Identify the lines bearing the string "flash" and gather them.

** BEGIN Dataset extract **

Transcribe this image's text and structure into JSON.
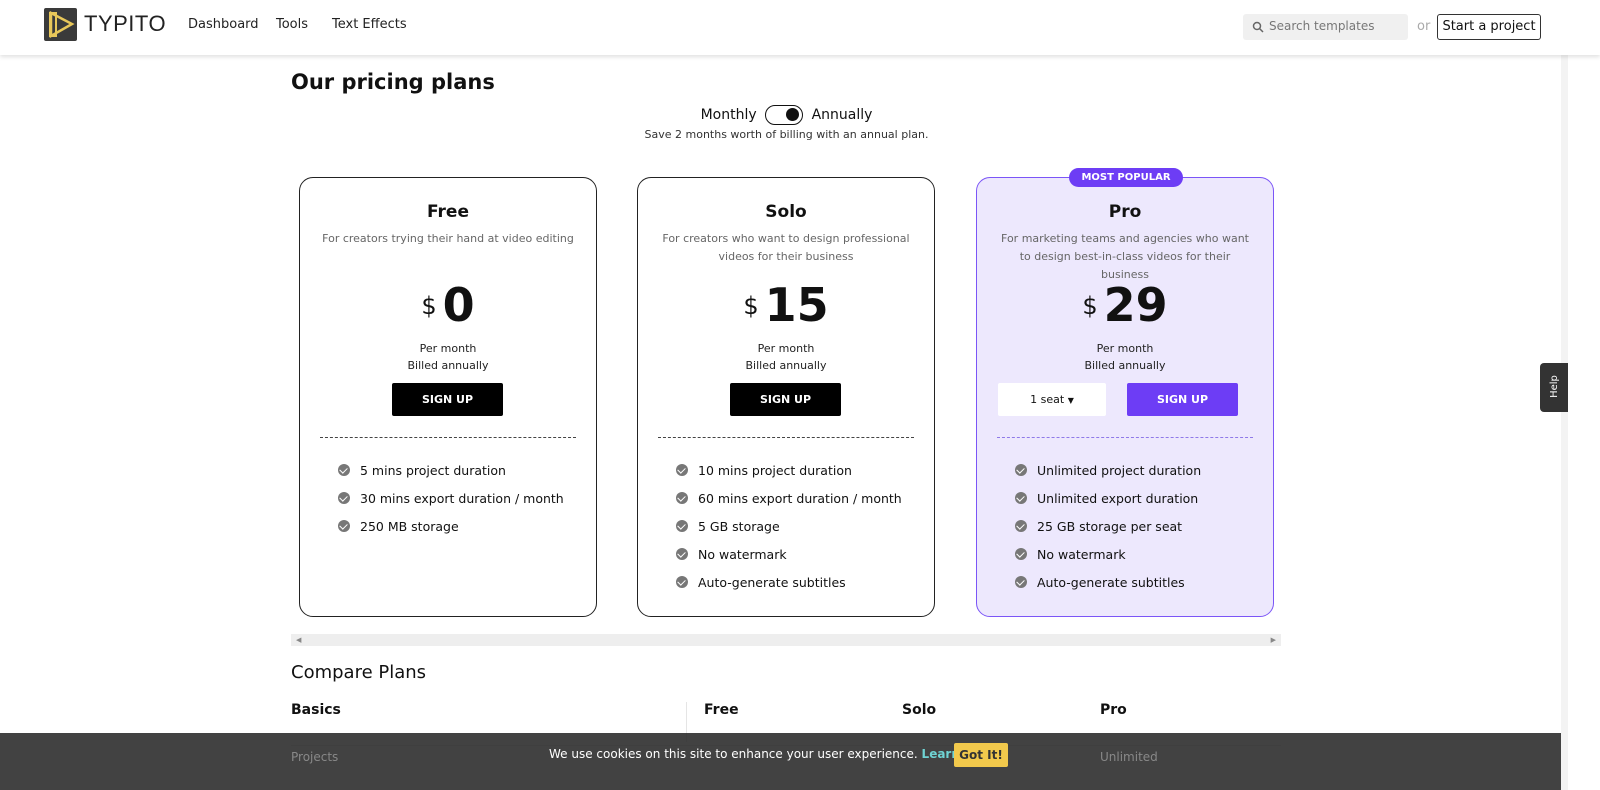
{
  "header": {
    "brand": "TYPITO",
    "nav": [
      "Dashboard",
      "Tools",
      "Text Effects"
    ],
    "search_placeholder": "Search templates",
    "or": "or",
    "start_project": "Start a project"
  },
  "pricing": {
    "title": "Our pricing plans",
    "monthly": "Monthly",
    "annually": "Annually",
    "annual_selected": true,
    "save_note": "Save 2 months worth of billing with an annual plan.",
    "plans": [
      {
        "name": "Free",
        "desc": "For creators trying their hand at video editing",
        "currency": "$",
        "price": "0",
        "per": "Per month",
        "billed": "Billed annually",
        "cta": "SIGN UP",
        "features": [
          "5 mins project duration",
          "30 mins export duration / month",
          "250 MB storage"
        ]
      },
      {
        "name": "Solo",
        "desc": "For creators who want to design professional videos for their business",
        "currency": "$",
        "price": "15",
        "per": "Per month",
        "billed": "Billed annually",
        "cta": "SIGN UP",
        "features": [
          "10 mins project duration",
          "60 mins export duration / month",
          "5 GB storage",
          "No watermark",
          "Auto-generate subtitles"
        ]
      },
      {
        "name": "Pro",
        "badge": "MOST POPULAR",
        "desc": "For marketing teams and agencies who want to design best-in-class videos for their business",
        "currency": "$",
        "price": "29",
        "per": "Per month",
        "billed": "Billed annually",
        "seats": "1 seat",
        "cta": "SIGN UP",
        "features": [
          "Unlimited project duration",
          "Unlimited export duration",
          "25 GB storage per seat",
          "No watermark",
          "Auto-generate subtitles"
        ]
      }
    ],
    "accent": "#6d3df5"
  },
  "compare": {
    "title": "Compare Plans",
    "headers": [
      "Basics",
      "Free",
      "Solo",
      "Pro"
    ],
    "row": [
      "Projects",
      "Unlimited",
      "Unlimited",
      "Unlimited"
    ]
  },
  "cookie": {
    "message": "We use cookies on this site to enhance your user experience.",
    "learn_more": "Learn More",
    "got_it": "Got It!"
  },
  "help": "Help"
}
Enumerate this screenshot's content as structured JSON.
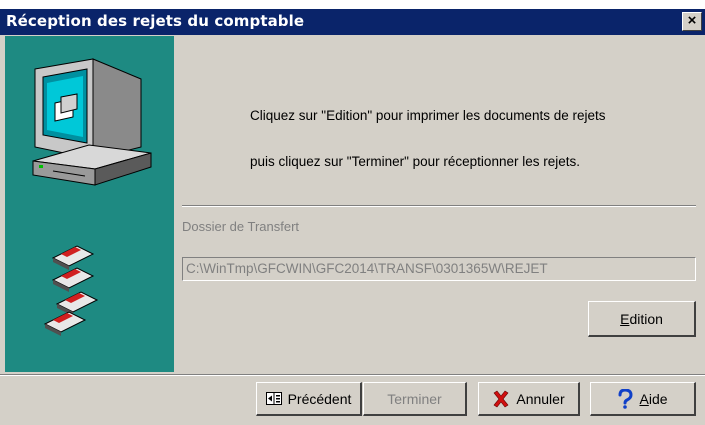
{
  "window": {
    "title": "Réception des rejets du comptable",
    "close_label": "×"
  },
  "content": {
    "line1": "Cliquez sur \"Edition\" pour imprimer les documents de rejets",
    "line2": "puis cliquez sur \"Terminer\" pour réceptionner les rejets.",
    "folder_label": "Dossier de Transfert",
    "folder_path": "C:\\WinTmp\\GFCWIN\\GFC2014\\TRANSF\\0301365W\\REJET"
  },
  "buttons": {
    "edition": {
      "first": "E",
      "rest": "dition"
    },
    "precedent": "Précédent",
    "terminer": "Terminer",
    "annuler": "Annuler",
    "aide": {
      "first": "A",
      "rest": "ide"
    }
  },
  "icons": [
    "computer-icon",
    "floppy-disk-icon",
    "previous-icon",
    "cancel-x-icon",
    "help-question-icon"
  ],
  "colors": {
    "titlebar": "#0a246a",
    "sidepanel": "#1e8a82",
    "face": "#d4d0c8"
  }
}
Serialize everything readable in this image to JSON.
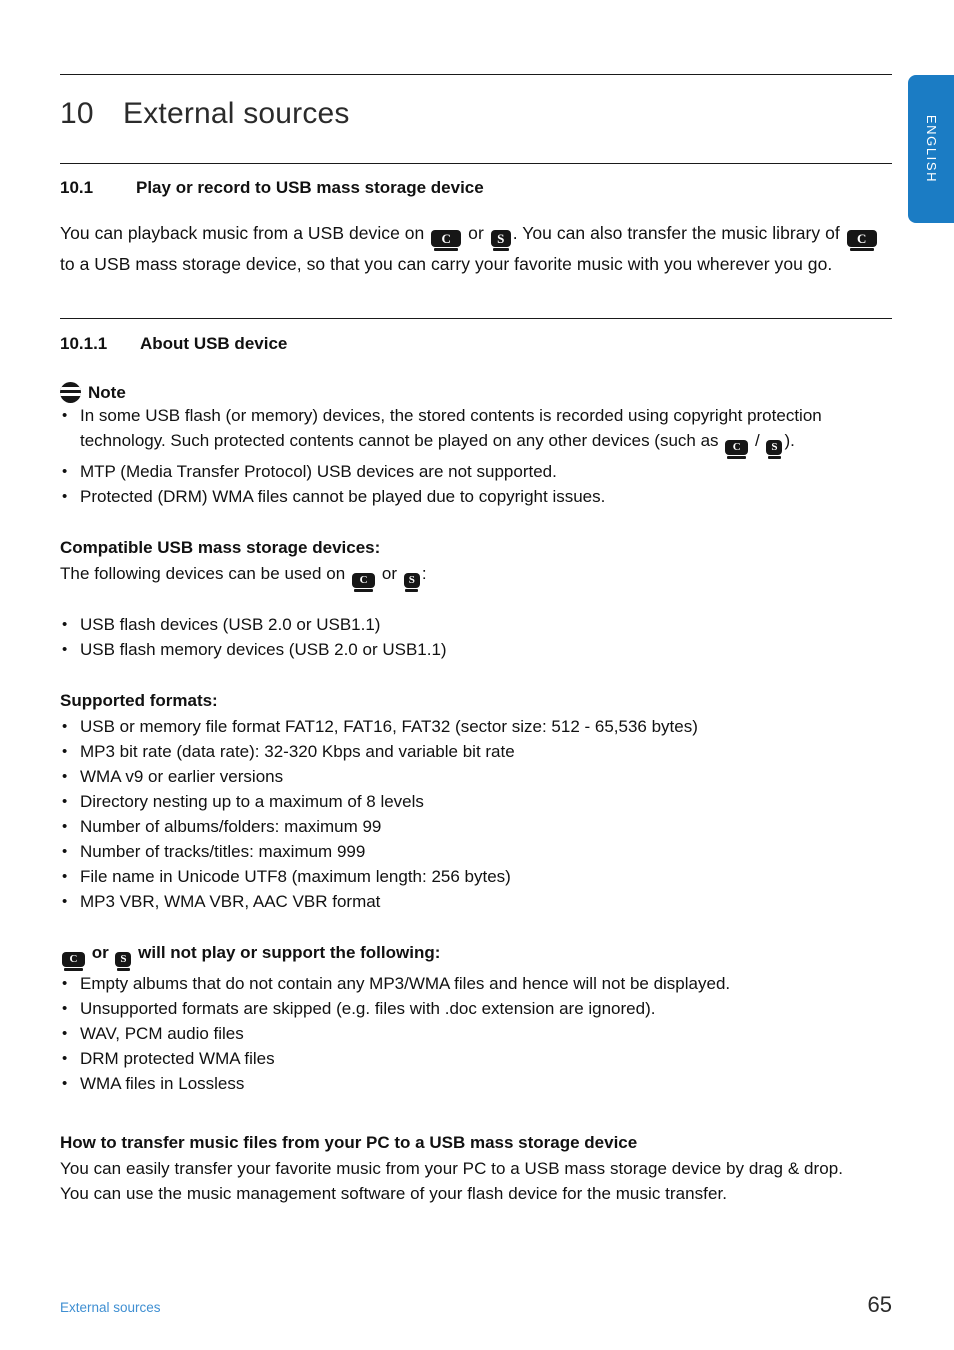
{
  "language_tab": {
    "label": "ENGLISH",
    "color": "#1b7cc4"
  },
  "chapter": {
    "number": "10",
    "title": "External sources"
  },
  "section": {
    "number": "10.1",
    "title": "Play or record to USB mass storage device"
  },
  "intro": {
    "part1": "You can playback music from a USB device on ",
    "part2": " or ",
    "part3": ". You can also transfer the music library of ",
    "part4": " to a USB mass storage device, so that you can carry your favorite music with you wherever you go."
  },
  "subsection": {
    "number": "10.1.1",
    "title": "About USB device"
  },
  "note": {
    "label": "Note",
    "icon": "note-circle-icon",
    "items": [
      {
        "text_before": "In some USB flash (or memory) devices, the stored contents is recorded using copyright protection technology. Such protected contents cannot be played on any other devices (such as ",
        "separator": " / ",
        "text_after": ")."
      },
      {
        "text": "MTP (Media Transfer Protocol) USB devices are not supported."
      },
      {
        "text": "Protected (DRM) WMA files cannot be played due to copyright issues."
      }
    ]
  },
  "compatible": {
    "title": "Compatible USB mass storage devices:",
    "lead_before": "The following devices can be used on ",
    "lead_middle": " or ",
    "lead_after": ":",
    "items": [
      "USB flash devices (USB 2.0 or USB1.1)",
      "USB flash memory devices (USB 2.0 or USB1.1)"
    ]
  },
  "supported": {
    "title": "Supported formats:",
    "items": [
      "USB or memory file format FAT12, FAT16, FAT32 (sector size: 512 - 65,536 bytes)",
      "MP3 bit rate (data rate): 32-320 Kbps and variable bit rate",
      "WMA v9 or earlier versions",
      "Directory nesting up to a maximum of 8 levels",
      "Number of albums/folders: maximum 99",
      "Number of tracks/titles: maximum 999",
      "File name in Unicode UTF8 (maximum length: 256 bytes)",
      "MP3 VBR, WMA VBR, AAC VBR format"
    ]
  },
  "unsupported": {
    "title_middle": " or ",
    "title_after": " will not play or support the following:",
    "items": [
      "Empty albums that do not contain any MP3/WMA files and hence will not be displayed.",
      "Unsupported formats are skipped (e.g. files with .doc extension are ignored).",
      "WAV, PCM audio files",
      "DRM protected WMA files",
      "WMA files in Lossless"
    ]
  },
  "transfer": {
    "title": "How to transfer music files from your PC to a USB mass storage device",
    "paragraph1": "You can easily transfer your favorite music from your PC to a USB mass storage device by drag & drop.",
    "paragraph2": "You can use the music management software of your flash device for the music transfer."
  },
  "devices": {
    "c_label": "C",
    "s_label": "S"
  },
  "footer": {
    "left": "External sources",
    "page": "65"
  }
}
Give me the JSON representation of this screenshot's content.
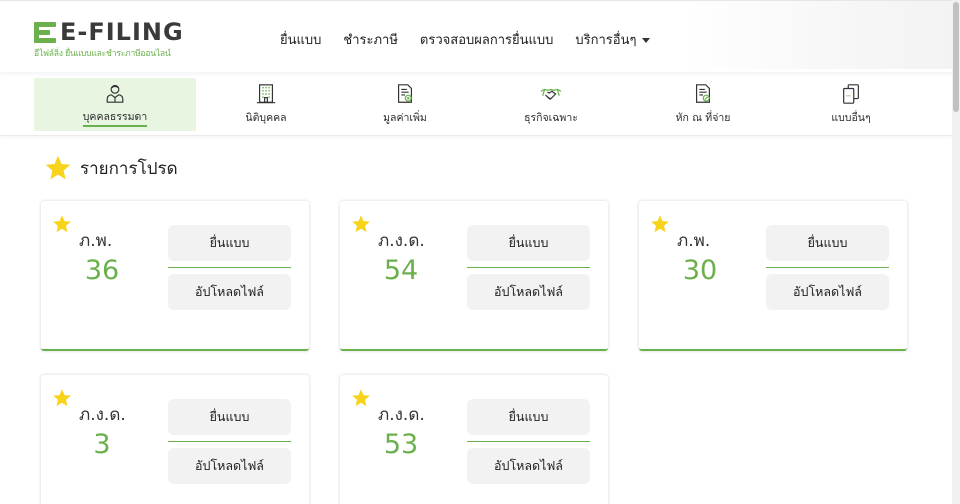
{
  "brand": {
    "logo_text": "E-FILING",
    "logo_sub": "อีไฟล์ลิ่ง ยื่นแบบและชำระภาษีออนไลน์",
    "accent": "#6ab04c"
  },
  "nav": {
    "items": [
      {
        "label": "ยื่นแบบ"
      },
      {
        "label": "ชำระภาษี"
      },
      {
        "label": "ตรวจสอบผลการยื่นแบบ"
      },
      {
        "label": "บริการอื่นๆ"
      }
    ]
  },
  "categories": [
    {
      "label": "บุคคลธรรมดา",
      "icon": "person-icon",
      "active": true
    },
    {
      "label": "นิติบุคคล",
      "icon": "building-icon",
      "active": false
    },
    {
      "label": "มูลค่าเพิ่ม",
      "icon": "document-plus-icon",
      "active": false
    },
    {
      "label": "ธุรกิจเฉพาะ",
      "icon": "handshake-icon",
      "active": false
    },
    {
      "label": "หัก ณ ที่จ่าย",
      "icon": "document-percent-icon",
      "active": false
    },
    {
      "label": "แบบอื่นๆ",
      "icon": "copy-docs-icon",
      "active": false
    }
  ],
  "favorites": {
    "title": "รายการโปรด",
    "cards": [
      {
        "type": "ภ.พ.",
        "number": "36",
        "file_label": "ยื่นแบบ",
        "upload_label": "อัปโหลดไฟล์"
      },
      {
        "type": "ภ.ง.ด.",
        "number": "54",
        "file_label": "ยื่นแบบ",
        "upload_label": "อัปโหลดไฟล์"
      },
      {
        "type": "ภ.พ.",
        "number": "30",
        "file_label": "ยื่นแบบ",
        "upload_label": "อัปโหลดไฟล์"
      },
      {
        "type": "ภ.ง.ด.",
        "number": "3",
        "file_label": "ยื่นแบบ",
        "upload_label": "อัปโหลดไฟล์"
      },
      {
        "type": "ภ.ง.ด.",
        "number": "53",
        "file_label": "ยื่นแบบ",
        "upload_label": "อัปโหลดไฟล์"
      }
    ]
  }
}
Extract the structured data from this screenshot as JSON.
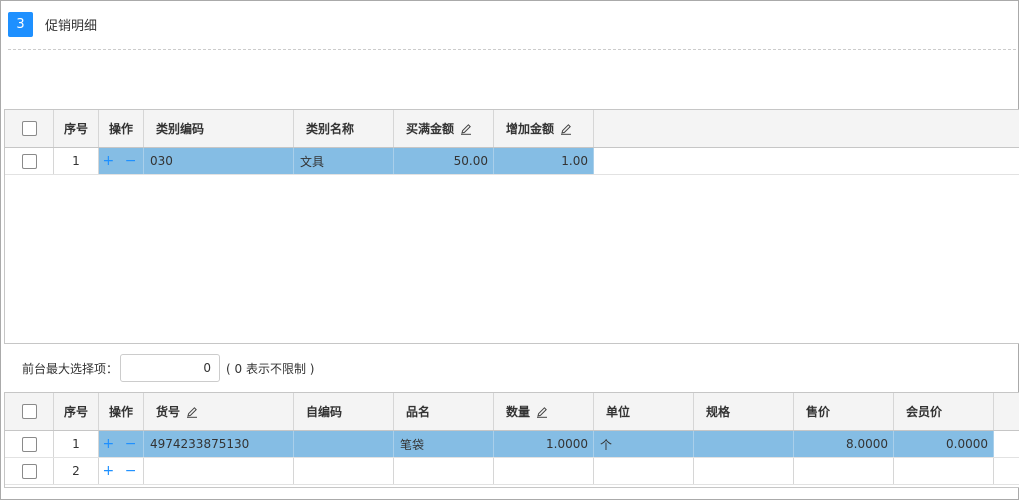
{
  "section": {
    "number": "3",
    "title": "促销明细"
  },
  "category_grid": {
    "headers": {
      "seq": "序号",
      "op": "操作",
      "code": "类别编码",
      "name": "类别名称",
      "threshold": "买满金额",
      "increase": "增加金额"
    },
    "rows": [
      {
        "seq": "1",
        "ops": "+ −",
        "code": "030",
        "name": "文具",
        "threshold": "50.00",
        "increase": "1.00",
        "selected": true
      }
    ]
  },
  "limit": {
    "label": "前台最大选择项：",
    "value": "0",
    "note": "( 0 表示不限制 )"
  },
  "item_grid": {
    "headers": {
      "seq": "序号",
      "op": "操作",
      "sku": "货号",
      "self_code": "自编码",
      "name": "品名",
      "qty": "数量",
      "unit": "单位",
      "spec": "规格",
      "price": "售价",
      "member_price": "会员价"
    },
    "rows": [
      {
        "seq": "1",
        "ops": "+ −",
        "sku": "4974233875130",
        "self_code": "",
        "name": "笔袋",
        "qty": "1.0000",
        "unit": "个",
        "spec": "",
        "price": "8.0000",
        "member_price": "0.0000",
        "selected": true
      },
      {
        "seq": "2",
        "ops": "+ −",
        "sku": "",
        "self_code": "",
        "name": "",
        "qty": "",
        "unit": "",
        "spec": "",
        "price": "",
        "member_price": "",
        "selected": false
      }
    ]
  },
  "colors": {
    "accent": "#1e90ff",
    "selected_row": "#85bde4",
    "header_bg": "#f4f4f4"
  }
}
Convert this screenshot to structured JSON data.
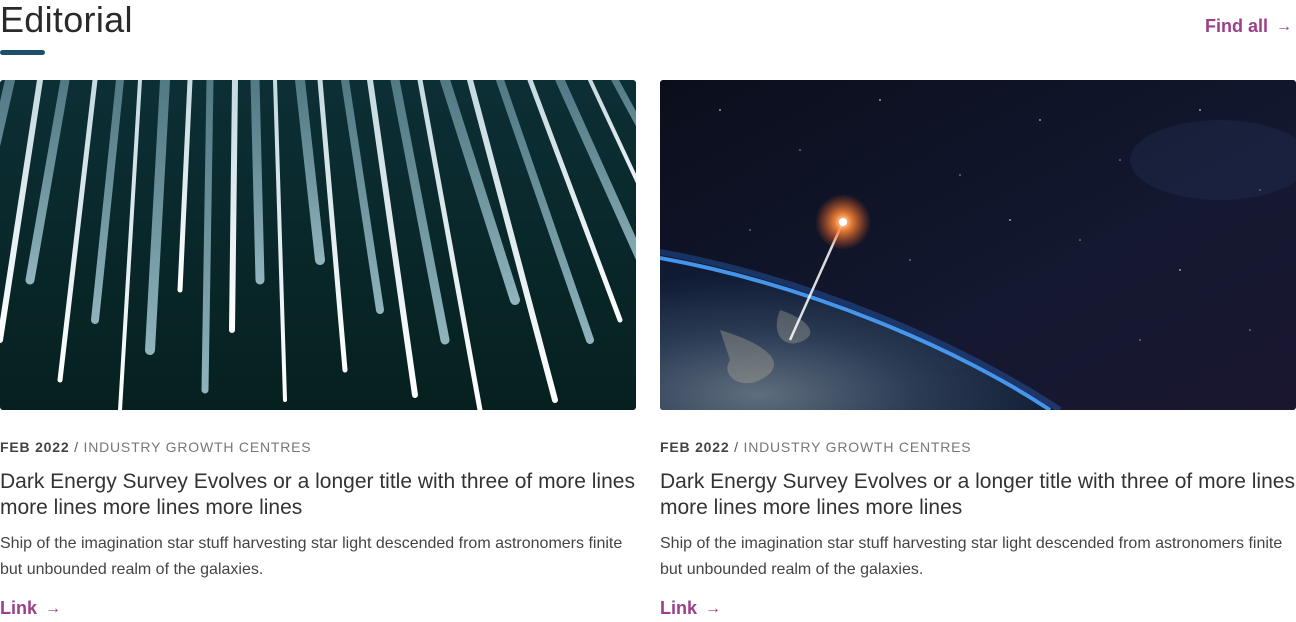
{
  "section": {
    "title": "Editorial",
    "find_all_label": "Find all",
    "arrow": "→"
  },
  "cards": [
    {
      "date": "FEB 2022",
      "separator": " / ",
      "category": "INDUSTRY GROWTH CENTRES",
      "title": "Dark Energy Survey Evolves or a longer title with three of more lines more lines more lines more lines",
      "description": "Ship of the imagination star stuff harvesting star light descended from astronomers finite but unbounded realm of the galaxies.",
      "link_label": "Link",
      "arrow": "→"
    },
    {
      "date": "FEB 2022",
      "separator": " / ",
      "category": "INDUSTRY GROWTH CENTRES",
      "title": "Dark Energy Survey Evolves or a longer title with three of more lines more lines more lines more lines",
      "description": "Ship of the imagination star stuff harvesting star light descended from astronomers finite but unbounded realm of the galaxies.",
      "link_label": "Link",
      "arrow": "→"
    }
  ],
  "colors": {
    "accent": "#9b3f88",
    "underline": "#1f4e68"
  }
}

** END Dataset extract **

Result below:
        "text_before": "In some USB flash (or memory) devices, the stored contents is recorded using copyright protection technology. Such protected contents cannot be played on any other devices (such as ",
      "USB flash devices (USB 2.0 or USB1.1)",
      "USB flash memory devices (USB 2.0 or USB1.1)"
    "paragraph2": "You can use the music management software of your flash device for the music transfer."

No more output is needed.